**Instructions for the task**
Please copy out the whole news excerpt on the UN climate report, word for word.

Text block: Begin

But that may be the sugarcoated version.
Early and changeable drafts of their upcoming authoritative report on climate change foresee smaller sea level rises than were projected in 2001 in the last report. Many top U.S. scientists reject these rosier numbers. Those calculations don't include the recent, and dramatic, melt-off of big ice sheets in two crucial locations:
They "don't take into account the gorillas - Greenland and Antarctica," said Ohio State University earth sciences professor Lonnie Thompson, a polar ice specialist. "I think there are unpleasant surprises as we move into the 21st century."
Michael MacCracken, who until 2001 coordinated the official U.S. government reviews of the international climate report on global warming, has fired off a letter of protest over the omission.
The melting ice sheets in Greenland and Antarctica are a fairly recent development that has taken scientists by surprise. They don't know how to predict its effects in their computer models. But many fear it will mean the world's coastlines are swamped much earlier than most predict.
Others believe the ice melt is temporary and won't play such a dramatic role.
That debate may be the central one as scientists and bureaucrats from around the world gather in Paris ...
(27 Jan 2007)
Experts split over climate danger to Antarctica
Robin McKie, Observer
Serious disagreement has broken out among scientists over a United Nations climate report's contention that the world's greatest wilderness - Antarctica - will be largely unaffected by rising world temperatures.
The report, to be published on Friday, will be one of the most comprehensive on climate change to date, and will paint a grim picture of future changes to the planet's weather patterns. Details of the report were first revealed by The Observer last weekend.
However, many researchers believe it does not go far enough. In particular, they say it fails to stress that climate change is already having a severe impact on the continent and will continue to do so for the rest of century. At least a quarter of the sea ice around Antarctica will disappear in that time, say the critics, though this forecast is not mentioned in the study.
One expert denounced the report - by the UN's Intergovernmental Panel on Climate Change, or IPCC - as 'misleading'. Another accused the panel of 'failing to give the right impression' about the impact that rising levels of carbon dioxide will have on Antarctica.
(28 Jan 2007)

Text block: End
Dataset content: Begin

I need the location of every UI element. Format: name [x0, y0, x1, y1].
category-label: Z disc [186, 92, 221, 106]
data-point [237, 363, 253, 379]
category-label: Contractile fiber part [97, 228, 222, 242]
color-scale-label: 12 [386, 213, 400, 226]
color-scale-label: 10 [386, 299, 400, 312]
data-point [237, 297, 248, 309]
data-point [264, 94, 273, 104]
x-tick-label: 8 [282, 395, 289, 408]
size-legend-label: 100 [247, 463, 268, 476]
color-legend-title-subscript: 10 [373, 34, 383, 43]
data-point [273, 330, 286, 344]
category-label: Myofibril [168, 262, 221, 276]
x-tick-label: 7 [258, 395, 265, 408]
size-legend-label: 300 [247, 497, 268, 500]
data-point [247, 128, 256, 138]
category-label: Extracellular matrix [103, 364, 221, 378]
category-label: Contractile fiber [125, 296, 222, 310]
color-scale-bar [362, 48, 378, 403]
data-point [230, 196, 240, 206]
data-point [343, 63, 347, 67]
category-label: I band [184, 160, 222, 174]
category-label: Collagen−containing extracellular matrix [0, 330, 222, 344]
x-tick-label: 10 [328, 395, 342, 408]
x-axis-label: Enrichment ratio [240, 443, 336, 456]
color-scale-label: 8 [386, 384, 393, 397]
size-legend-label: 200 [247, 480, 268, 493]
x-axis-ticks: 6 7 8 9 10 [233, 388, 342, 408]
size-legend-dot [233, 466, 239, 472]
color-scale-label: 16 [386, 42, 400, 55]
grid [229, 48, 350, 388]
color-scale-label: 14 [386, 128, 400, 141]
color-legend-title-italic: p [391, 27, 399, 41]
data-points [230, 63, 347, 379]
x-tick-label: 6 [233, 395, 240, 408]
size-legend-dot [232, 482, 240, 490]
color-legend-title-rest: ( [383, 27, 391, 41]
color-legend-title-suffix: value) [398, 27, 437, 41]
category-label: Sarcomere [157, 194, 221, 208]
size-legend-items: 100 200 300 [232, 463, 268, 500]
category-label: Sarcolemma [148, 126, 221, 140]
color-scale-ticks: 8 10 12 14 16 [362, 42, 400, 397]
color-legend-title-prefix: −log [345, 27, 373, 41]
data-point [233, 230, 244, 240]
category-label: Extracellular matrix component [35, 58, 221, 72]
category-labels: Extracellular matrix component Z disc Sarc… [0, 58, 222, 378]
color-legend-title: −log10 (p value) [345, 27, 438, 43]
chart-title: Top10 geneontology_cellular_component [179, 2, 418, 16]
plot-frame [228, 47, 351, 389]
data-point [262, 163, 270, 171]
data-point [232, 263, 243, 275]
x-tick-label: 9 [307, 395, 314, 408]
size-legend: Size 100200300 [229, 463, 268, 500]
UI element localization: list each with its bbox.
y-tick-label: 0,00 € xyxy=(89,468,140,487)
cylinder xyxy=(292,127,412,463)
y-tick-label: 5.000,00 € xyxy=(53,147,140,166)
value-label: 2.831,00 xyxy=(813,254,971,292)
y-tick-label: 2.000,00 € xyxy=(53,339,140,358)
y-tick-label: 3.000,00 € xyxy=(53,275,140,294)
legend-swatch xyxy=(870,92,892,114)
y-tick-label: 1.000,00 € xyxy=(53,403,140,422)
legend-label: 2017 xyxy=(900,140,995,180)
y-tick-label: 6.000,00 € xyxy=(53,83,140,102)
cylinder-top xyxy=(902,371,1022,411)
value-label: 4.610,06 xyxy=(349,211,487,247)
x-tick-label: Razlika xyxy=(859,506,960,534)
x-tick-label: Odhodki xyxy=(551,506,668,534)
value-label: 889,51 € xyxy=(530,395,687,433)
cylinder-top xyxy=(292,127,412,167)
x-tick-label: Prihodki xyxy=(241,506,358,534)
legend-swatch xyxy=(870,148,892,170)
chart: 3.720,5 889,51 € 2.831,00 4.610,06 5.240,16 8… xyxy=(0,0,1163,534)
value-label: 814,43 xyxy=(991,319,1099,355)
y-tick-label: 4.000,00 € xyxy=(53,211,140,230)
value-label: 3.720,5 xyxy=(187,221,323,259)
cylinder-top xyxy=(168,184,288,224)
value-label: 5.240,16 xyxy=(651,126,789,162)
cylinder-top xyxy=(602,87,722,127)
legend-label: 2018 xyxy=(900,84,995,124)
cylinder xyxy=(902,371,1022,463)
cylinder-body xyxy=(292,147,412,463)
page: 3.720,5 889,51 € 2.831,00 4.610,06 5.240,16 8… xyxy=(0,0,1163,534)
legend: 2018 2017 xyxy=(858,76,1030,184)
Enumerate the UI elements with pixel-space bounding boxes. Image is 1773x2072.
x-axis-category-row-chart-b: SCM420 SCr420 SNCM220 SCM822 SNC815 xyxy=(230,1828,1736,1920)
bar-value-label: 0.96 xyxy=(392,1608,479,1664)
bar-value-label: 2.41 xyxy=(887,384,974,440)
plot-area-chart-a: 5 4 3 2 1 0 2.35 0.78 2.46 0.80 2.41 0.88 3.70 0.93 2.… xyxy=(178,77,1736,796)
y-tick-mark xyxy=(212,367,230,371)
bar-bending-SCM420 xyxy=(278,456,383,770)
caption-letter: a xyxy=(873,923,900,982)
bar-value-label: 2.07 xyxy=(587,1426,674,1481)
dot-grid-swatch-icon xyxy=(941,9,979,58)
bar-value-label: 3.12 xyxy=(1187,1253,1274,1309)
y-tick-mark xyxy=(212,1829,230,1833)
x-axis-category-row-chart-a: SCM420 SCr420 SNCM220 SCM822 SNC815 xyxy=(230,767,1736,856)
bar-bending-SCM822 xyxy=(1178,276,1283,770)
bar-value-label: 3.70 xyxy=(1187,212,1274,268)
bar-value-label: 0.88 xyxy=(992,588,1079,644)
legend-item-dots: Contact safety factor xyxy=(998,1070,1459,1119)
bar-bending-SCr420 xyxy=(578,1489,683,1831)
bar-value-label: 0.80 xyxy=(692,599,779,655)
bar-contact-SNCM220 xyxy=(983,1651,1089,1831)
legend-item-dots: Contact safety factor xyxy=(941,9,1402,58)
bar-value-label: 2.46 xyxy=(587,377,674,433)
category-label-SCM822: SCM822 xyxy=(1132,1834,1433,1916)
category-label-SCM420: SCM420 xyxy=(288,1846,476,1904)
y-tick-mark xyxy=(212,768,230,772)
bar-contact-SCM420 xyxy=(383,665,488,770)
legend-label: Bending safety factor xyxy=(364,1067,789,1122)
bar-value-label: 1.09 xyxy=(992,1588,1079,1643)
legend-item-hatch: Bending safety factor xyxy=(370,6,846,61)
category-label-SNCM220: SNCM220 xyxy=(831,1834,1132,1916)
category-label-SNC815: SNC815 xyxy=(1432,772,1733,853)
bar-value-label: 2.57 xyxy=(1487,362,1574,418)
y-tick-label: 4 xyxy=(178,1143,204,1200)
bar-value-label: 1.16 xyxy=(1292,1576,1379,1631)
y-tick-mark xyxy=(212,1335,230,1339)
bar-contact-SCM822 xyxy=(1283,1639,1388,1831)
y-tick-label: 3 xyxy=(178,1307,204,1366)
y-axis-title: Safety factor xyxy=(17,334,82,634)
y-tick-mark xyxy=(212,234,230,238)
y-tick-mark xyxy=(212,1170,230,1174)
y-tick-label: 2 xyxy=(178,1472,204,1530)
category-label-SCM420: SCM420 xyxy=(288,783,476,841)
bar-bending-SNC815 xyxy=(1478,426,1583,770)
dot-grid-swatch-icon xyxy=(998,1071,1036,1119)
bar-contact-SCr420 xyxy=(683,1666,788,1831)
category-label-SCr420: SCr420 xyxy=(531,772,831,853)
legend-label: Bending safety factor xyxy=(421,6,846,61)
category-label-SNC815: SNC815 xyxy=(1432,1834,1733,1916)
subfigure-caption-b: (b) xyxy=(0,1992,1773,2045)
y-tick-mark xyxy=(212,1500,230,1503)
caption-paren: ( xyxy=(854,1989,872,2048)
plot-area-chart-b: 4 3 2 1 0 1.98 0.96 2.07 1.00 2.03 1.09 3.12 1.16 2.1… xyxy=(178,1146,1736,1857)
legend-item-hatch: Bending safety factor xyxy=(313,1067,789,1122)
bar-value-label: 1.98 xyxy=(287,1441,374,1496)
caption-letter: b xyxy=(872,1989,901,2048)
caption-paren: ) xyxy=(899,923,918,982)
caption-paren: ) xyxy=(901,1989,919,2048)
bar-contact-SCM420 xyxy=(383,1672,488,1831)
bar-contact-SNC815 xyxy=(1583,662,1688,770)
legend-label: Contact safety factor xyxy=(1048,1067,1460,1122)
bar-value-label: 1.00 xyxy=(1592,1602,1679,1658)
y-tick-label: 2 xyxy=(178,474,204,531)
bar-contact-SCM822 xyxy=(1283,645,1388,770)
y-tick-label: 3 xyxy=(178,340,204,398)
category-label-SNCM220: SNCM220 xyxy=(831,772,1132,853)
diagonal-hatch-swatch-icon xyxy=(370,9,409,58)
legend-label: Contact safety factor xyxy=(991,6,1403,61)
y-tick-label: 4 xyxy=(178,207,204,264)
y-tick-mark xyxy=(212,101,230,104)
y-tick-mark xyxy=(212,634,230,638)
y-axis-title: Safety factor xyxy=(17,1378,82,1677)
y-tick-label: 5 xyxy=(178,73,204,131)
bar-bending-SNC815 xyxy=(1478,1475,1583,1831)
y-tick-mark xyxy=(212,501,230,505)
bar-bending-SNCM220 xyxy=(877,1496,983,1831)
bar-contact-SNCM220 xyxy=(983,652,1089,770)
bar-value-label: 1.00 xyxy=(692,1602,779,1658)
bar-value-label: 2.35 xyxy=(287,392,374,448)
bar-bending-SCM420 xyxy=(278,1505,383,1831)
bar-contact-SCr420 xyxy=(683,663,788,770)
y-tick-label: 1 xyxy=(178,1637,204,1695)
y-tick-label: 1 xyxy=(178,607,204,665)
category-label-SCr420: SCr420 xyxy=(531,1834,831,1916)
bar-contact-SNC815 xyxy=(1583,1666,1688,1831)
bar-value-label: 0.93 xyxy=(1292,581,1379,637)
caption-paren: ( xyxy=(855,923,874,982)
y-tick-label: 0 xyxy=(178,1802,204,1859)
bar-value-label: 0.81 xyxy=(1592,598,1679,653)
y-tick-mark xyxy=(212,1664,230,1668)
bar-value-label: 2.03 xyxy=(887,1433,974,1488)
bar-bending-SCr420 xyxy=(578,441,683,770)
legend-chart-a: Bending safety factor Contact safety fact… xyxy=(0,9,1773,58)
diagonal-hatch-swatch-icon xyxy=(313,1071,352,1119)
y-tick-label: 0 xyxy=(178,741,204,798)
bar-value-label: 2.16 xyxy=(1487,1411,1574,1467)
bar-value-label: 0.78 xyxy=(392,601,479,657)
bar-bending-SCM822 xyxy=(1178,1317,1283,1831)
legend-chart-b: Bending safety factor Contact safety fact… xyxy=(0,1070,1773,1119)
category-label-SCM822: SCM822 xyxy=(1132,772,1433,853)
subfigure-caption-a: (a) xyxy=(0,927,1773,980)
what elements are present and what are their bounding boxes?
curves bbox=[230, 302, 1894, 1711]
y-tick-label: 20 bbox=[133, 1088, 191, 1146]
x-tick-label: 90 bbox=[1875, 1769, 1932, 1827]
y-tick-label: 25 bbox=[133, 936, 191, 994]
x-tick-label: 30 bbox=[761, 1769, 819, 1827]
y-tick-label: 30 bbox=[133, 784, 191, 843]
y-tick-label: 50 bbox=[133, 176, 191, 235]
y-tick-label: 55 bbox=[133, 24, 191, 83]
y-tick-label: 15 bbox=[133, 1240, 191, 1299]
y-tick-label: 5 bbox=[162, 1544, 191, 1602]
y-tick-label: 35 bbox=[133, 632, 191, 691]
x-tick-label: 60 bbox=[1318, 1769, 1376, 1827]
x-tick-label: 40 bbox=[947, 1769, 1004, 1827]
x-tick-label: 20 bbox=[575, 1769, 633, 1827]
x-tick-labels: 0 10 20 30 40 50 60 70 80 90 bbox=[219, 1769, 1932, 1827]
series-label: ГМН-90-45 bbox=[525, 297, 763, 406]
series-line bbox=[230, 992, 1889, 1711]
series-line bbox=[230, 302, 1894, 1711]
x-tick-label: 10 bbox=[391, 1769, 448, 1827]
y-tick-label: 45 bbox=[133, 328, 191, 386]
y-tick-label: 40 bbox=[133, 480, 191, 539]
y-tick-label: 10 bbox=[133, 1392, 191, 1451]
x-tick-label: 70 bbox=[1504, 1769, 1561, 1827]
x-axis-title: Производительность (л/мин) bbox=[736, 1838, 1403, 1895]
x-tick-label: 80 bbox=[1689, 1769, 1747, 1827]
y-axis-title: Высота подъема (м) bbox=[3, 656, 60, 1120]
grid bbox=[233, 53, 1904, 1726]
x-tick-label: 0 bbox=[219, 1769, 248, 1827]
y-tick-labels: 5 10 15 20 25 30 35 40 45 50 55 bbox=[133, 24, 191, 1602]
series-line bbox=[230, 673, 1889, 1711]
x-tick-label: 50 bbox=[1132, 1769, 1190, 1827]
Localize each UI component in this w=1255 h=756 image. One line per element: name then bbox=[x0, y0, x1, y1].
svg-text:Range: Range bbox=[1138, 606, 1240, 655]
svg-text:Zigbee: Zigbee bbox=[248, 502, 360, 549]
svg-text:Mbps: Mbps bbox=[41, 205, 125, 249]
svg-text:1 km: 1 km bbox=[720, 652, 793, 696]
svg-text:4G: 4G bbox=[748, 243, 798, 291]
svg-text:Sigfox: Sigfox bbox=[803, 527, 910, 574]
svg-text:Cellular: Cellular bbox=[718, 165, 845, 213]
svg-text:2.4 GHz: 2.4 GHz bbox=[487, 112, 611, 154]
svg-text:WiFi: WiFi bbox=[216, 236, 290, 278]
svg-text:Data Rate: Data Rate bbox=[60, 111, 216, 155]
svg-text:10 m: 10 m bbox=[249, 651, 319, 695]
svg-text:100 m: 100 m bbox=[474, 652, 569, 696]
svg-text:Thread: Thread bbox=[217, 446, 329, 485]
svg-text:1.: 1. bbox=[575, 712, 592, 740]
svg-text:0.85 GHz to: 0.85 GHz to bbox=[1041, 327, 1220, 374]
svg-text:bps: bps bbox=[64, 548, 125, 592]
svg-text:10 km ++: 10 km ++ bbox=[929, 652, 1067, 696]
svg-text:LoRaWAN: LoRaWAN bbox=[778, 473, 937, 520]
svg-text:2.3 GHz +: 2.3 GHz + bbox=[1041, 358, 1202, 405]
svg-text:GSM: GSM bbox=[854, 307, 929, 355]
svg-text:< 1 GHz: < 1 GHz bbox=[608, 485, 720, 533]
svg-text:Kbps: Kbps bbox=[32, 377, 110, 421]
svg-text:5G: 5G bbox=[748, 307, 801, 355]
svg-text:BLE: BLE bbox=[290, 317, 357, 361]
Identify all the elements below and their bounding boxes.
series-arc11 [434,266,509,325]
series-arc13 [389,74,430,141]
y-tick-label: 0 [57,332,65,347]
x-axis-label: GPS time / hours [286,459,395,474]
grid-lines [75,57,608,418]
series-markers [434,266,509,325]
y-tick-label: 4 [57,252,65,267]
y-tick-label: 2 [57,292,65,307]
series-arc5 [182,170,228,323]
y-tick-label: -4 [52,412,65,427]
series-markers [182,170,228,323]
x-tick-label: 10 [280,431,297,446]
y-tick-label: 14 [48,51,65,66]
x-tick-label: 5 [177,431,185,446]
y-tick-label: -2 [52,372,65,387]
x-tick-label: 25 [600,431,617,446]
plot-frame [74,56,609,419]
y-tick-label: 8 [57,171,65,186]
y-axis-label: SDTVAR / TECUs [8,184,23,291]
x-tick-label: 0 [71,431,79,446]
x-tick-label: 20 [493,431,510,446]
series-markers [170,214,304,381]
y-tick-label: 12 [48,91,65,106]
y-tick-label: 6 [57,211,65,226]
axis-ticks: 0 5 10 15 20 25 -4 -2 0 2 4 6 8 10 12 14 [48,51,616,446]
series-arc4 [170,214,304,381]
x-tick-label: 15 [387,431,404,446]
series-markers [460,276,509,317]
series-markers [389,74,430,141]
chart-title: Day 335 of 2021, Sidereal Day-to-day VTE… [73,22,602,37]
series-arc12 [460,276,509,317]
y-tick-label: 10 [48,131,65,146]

Dataset content: End

**Written answer**
But that may be the sugarcoated version.
Early and changeable drafts of their upcoming authoritative report on climate change foresee smaller sea level rises than were projected in 2001 in the last report. Many top U.S. scientists reject these rosier numbers. Those calculations don't include the recent, and dramatic, melt-off of big ice sheets in two crucial locations:
They "don't take into account the gorillas - Greenland and Antarctica," said Ohio State University earth sciences professor Lonnie Thompson, a polar ice specialist. "I think there are unpleasant surprises as we move into the 21st century."
Michael MacCracken, who until 2001 coordinated the official U.S. government reviews of the international climate report on global warming, has fired off a letter of protest over the omission.
The melting ice sheets in Greenland and Antarctica are a fairly recent development that has taken scientists by surprise. They don't know how to predict its effects in their computer models. But many fear it will mean the world's coastlines are swamped much earlier than most predict.
Others believe the ice melt is temporary and won't play such a dramatic role.
That debate may be the central one as scientists and bureaucrats from around the world gather in Paris ...
(27 Jan 2007)
Experts split over climate danger to Antarctica
Robin McKie, Observer
Serious disagreement has broken out among scientists over a United Nations climate report's contention that the world's greatest wilderness - Antarctica - will be largely unaffected by rising world temperatures.
The report, to be published on Friday, will be one of the most comprehensive on climate change to date, and will paint a grim picture of future changes to the planet's weather patterns. Details of the report were first revealed by The Observer last weekend.
However, many researchers believe it does not go far enough. In particular, they say it fails to stress that climate change is already having a severe impact on the continent and will continue to do so for the rest of century. At least a quarter of the sea ice around Antarctica will disappear in that time, say the critics, though this forecast is not mentioned in the study.
One expert denounced the report - by the UN's Intergovernmental Panel on Climate Change, or IPCC - as 'misleading'. Another accused the panel of 'failing to give the right impression' about the impact that rising levels of carbon dioxide will have on Antarctica.
(28 Jan 2007)